# [Directions]
Look through the lines below and extract any with the word "Python".

# [Data entries]
============================================================
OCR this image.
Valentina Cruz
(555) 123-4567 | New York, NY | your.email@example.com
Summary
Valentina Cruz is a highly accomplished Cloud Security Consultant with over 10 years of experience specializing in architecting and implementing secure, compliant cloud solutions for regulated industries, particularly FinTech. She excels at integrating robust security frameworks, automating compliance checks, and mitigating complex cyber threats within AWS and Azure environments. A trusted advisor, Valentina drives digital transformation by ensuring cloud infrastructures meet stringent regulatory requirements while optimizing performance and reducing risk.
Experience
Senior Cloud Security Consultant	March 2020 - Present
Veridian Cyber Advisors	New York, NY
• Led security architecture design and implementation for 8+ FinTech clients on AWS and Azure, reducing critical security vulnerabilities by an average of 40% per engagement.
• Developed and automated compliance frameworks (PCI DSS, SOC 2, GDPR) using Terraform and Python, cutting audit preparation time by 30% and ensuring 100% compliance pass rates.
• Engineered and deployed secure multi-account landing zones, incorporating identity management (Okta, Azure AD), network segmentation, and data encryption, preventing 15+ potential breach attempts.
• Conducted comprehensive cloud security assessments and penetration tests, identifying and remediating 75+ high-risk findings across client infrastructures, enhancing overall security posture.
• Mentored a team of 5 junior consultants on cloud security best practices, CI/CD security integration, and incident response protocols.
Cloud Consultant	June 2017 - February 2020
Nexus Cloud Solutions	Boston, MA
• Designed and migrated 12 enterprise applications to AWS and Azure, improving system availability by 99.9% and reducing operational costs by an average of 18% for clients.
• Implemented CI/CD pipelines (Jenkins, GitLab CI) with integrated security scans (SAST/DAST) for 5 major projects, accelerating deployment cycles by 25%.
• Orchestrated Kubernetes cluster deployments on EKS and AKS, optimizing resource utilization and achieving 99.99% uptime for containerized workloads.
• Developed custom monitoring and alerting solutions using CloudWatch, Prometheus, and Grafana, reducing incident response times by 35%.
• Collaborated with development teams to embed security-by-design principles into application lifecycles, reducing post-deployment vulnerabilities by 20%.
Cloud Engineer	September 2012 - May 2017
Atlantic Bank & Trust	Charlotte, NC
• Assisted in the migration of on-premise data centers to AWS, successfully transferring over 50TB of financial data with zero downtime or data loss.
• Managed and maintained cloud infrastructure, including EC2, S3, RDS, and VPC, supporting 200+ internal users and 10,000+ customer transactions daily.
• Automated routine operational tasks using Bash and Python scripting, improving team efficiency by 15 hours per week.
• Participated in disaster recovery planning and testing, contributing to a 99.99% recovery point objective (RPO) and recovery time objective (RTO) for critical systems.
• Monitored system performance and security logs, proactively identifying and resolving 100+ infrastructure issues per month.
============================================================
# [Result of the exercise]
• Developed and automated compliance frameworks (PCI DSS, SOC 2, GDPR) using Terraform and Python, cutting audit preparation time by 30% and ensuring 100% compliance pass rates.
• Automated routine operational tasks using Bash and Python scripting, improving team efficiency by 15 hours per week.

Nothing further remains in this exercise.